* start Exercise materials *

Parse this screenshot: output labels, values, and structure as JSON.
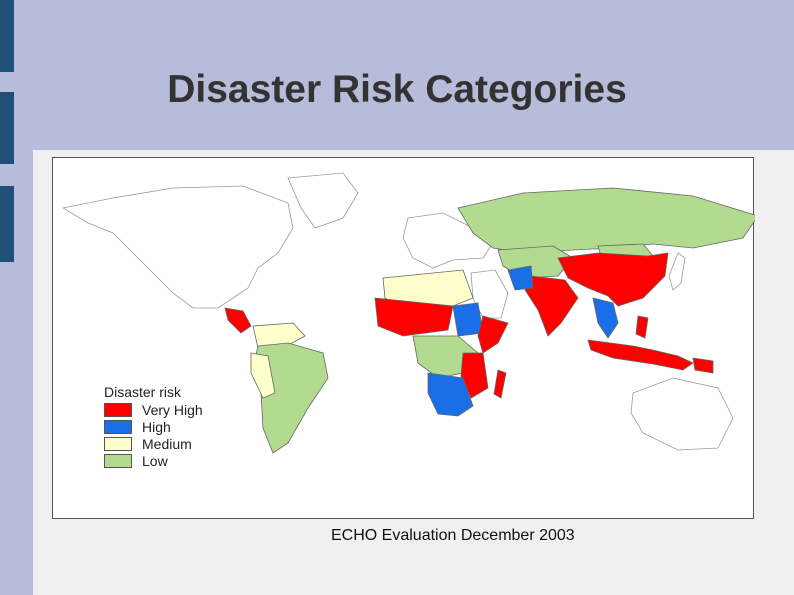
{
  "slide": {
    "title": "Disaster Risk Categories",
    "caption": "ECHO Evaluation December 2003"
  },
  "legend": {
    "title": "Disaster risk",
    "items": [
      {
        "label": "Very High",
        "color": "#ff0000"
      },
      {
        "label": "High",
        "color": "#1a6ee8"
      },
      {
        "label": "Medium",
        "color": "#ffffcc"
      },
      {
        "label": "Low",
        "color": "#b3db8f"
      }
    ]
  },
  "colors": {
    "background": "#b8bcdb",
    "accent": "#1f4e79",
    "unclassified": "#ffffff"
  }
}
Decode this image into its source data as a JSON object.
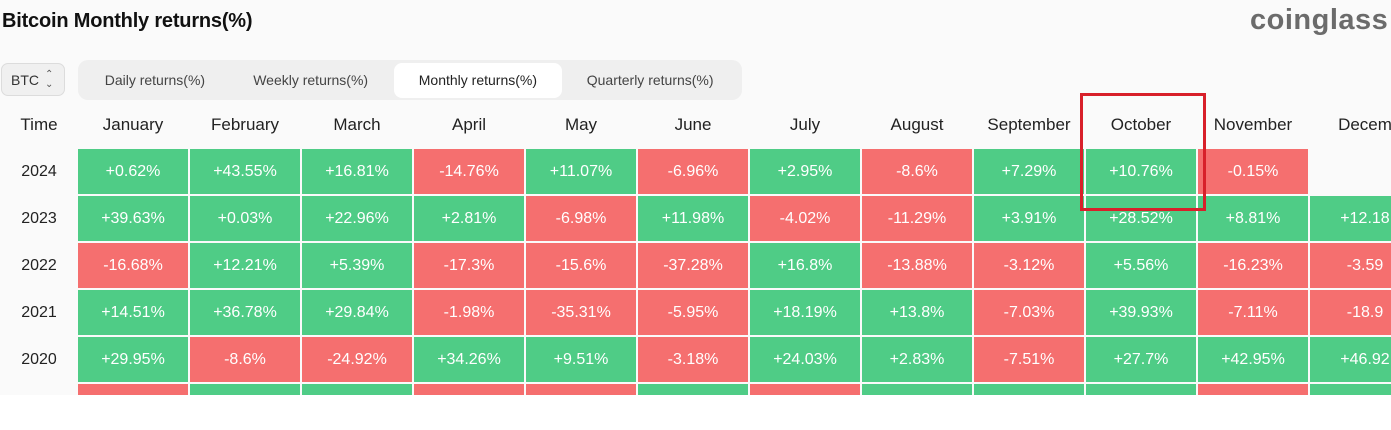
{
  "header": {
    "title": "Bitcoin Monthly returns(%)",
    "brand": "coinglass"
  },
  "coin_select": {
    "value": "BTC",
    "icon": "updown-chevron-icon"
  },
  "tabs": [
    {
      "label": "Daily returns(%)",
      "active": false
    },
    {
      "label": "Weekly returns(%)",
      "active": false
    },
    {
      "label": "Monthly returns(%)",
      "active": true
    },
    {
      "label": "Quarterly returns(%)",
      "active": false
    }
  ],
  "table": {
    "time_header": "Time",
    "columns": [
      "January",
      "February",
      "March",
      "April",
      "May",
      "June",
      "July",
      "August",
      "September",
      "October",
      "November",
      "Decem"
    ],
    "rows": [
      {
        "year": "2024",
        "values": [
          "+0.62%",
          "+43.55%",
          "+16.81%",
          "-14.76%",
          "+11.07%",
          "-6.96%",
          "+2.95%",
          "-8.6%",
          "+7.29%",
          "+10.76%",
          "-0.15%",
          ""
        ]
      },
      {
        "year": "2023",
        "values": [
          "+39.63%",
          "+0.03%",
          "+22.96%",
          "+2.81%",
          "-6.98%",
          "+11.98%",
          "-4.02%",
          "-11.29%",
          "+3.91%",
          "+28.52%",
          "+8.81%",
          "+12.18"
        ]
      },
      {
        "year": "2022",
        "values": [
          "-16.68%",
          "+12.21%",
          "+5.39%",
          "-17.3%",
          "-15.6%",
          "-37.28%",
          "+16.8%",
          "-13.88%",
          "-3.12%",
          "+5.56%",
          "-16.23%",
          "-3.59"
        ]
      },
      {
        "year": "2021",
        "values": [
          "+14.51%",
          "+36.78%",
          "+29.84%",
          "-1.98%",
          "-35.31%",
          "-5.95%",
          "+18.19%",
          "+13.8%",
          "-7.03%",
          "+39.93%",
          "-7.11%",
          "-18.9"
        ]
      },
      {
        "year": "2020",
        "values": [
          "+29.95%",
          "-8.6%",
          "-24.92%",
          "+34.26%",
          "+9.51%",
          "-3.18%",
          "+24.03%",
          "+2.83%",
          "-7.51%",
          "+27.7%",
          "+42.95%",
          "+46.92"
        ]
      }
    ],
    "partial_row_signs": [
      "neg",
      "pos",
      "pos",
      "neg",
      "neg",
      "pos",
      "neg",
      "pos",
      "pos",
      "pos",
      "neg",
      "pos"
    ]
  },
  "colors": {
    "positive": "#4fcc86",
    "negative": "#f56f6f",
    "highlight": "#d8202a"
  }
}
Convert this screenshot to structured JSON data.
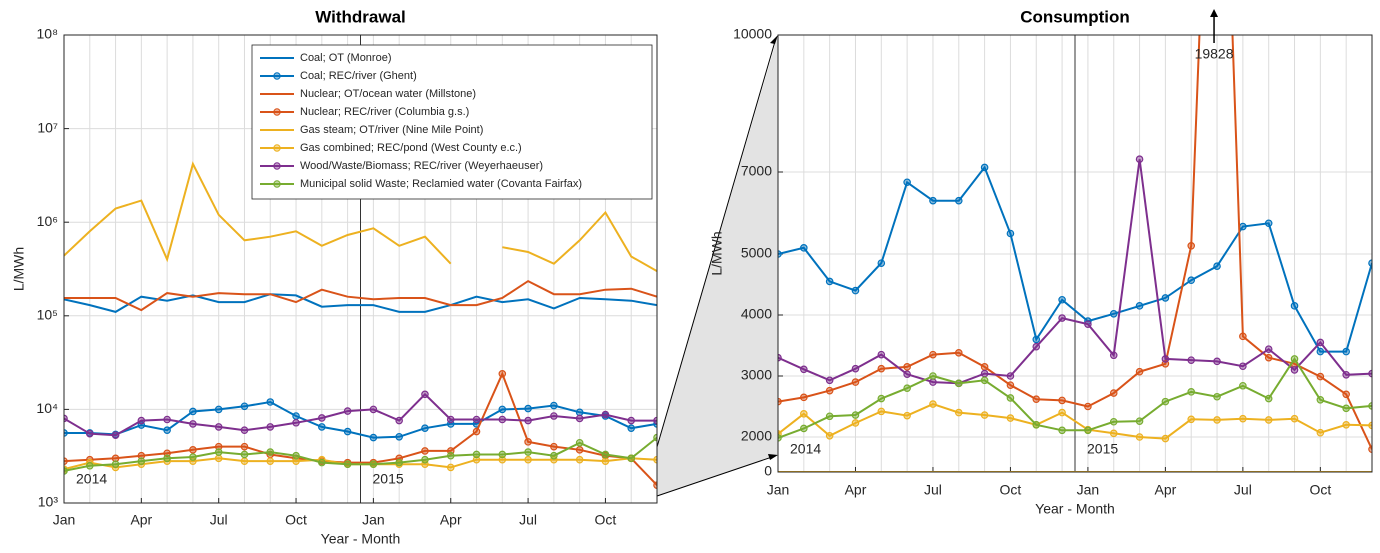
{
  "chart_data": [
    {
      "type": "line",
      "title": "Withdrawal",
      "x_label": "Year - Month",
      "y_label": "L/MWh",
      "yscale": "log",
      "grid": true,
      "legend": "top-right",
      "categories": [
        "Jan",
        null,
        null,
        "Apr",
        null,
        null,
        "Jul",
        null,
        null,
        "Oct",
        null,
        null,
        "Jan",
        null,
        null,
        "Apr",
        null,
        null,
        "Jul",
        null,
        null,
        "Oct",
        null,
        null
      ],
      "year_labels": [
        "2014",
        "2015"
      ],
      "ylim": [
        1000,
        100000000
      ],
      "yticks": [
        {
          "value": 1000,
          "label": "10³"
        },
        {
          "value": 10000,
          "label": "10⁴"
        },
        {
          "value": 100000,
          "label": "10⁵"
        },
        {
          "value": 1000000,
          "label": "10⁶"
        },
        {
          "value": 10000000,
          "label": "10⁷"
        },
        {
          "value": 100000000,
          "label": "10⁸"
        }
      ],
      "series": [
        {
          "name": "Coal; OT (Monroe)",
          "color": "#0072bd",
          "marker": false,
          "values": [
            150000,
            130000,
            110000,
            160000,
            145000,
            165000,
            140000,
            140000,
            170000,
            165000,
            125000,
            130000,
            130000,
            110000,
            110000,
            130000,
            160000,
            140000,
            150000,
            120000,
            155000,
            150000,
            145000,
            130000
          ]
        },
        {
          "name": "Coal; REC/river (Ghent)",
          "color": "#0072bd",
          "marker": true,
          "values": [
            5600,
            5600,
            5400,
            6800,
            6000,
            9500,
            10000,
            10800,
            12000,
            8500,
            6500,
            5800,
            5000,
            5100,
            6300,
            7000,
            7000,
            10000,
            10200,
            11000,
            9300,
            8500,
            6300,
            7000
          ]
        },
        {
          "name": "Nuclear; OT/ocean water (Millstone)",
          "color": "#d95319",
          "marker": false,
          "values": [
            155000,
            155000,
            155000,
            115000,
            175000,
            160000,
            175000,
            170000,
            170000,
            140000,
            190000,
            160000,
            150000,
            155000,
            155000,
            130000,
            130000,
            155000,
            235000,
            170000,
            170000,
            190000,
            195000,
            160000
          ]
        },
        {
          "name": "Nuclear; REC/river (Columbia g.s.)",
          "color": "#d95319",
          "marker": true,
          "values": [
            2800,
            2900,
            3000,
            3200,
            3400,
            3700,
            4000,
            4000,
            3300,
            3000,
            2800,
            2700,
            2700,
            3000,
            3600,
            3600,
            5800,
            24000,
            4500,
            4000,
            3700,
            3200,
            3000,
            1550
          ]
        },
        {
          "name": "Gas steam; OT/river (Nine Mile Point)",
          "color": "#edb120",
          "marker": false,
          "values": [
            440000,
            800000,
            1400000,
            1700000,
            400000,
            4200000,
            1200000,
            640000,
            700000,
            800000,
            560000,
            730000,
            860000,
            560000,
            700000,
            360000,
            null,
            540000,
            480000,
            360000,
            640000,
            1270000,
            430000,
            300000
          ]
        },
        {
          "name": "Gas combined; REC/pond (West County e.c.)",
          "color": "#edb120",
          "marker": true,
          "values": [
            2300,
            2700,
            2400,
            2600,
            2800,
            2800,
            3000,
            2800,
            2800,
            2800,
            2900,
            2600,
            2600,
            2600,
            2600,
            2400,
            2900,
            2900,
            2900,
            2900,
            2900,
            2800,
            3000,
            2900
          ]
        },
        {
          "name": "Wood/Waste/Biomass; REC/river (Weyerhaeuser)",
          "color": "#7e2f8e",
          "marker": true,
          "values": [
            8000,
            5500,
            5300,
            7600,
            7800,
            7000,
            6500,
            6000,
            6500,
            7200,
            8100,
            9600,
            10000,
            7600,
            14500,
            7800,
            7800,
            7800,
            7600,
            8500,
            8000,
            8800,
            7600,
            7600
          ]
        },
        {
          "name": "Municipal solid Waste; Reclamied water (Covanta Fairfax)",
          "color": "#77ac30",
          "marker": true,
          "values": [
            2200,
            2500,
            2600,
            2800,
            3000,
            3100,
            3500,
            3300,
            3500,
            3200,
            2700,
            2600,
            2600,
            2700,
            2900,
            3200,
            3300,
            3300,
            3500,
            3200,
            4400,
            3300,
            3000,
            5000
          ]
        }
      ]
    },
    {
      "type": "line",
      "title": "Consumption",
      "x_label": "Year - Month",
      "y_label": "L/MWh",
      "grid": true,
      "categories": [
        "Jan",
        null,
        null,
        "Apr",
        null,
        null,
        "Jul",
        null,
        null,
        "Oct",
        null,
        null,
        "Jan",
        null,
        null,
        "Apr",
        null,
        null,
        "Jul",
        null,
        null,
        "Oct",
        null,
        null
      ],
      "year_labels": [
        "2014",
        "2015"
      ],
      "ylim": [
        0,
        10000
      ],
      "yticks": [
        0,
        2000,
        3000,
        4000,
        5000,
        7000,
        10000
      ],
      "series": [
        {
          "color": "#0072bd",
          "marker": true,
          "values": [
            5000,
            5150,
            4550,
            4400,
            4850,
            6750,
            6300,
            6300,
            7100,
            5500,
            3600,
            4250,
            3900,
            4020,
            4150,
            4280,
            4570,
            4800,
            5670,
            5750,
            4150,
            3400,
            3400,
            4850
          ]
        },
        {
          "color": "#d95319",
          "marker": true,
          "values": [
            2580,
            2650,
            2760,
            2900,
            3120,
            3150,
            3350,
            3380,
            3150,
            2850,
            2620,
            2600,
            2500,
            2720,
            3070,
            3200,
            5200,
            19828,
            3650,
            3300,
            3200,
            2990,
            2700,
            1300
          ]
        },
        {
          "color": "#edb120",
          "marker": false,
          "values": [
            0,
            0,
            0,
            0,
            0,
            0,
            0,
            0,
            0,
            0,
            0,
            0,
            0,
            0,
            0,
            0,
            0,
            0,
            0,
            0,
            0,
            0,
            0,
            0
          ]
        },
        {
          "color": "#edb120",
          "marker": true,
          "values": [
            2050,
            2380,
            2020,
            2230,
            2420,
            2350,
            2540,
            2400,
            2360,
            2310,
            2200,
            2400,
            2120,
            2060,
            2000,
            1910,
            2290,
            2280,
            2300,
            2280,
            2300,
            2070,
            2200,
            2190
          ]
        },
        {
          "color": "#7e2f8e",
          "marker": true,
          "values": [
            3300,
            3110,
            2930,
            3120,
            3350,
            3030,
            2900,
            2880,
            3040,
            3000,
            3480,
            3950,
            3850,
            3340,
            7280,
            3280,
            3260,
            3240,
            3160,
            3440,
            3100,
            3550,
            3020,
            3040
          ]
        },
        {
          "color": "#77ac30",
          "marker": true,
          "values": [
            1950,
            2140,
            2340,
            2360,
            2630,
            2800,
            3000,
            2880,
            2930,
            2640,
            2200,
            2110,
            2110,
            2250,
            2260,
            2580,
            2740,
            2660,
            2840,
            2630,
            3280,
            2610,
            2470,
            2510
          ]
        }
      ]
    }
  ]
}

* end Exercise materials *

Please list every line of the records that contains "Disaster".

    "title": "Disaster Risk Categories",
    "title": "Disaster risk",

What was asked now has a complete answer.